Extracted records
⟨
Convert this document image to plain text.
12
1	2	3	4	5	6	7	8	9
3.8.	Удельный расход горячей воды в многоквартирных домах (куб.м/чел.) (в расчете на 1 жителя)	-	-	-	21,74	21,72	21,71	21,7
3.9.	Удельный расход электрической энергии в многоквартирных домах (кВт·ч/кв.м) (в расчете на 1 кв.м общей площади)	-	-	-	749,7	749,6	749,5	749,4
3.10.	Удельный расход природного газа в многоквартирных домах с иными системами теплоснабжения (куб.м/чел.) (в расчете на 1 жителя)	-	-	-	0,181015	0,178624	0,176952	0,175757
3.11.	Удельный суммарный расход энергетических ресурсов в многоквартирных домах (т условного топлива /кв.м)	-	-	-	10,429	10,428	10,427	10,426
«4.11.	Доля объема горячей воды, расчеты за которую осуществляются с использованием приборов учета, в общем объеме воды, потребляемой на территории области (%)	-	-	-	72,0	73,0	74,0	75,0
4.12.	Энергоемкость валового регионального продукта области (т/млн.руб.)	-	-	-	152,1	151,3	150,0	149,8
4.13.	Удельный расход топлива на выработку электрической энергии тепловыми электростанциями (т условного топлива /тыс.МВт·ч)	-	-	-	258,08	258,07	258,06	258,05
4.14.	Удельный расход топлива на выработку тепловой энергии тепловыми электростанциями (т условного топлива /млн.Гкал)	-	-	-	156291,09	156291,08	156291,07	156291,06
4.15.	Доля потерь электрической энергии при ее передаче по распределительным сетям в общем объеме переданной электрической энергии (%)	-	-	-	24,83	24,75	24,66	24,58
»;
⟩
- [Prompt] Reply with nothing but the number of lines that contain the word "объеме".

- [Exercise solution] 2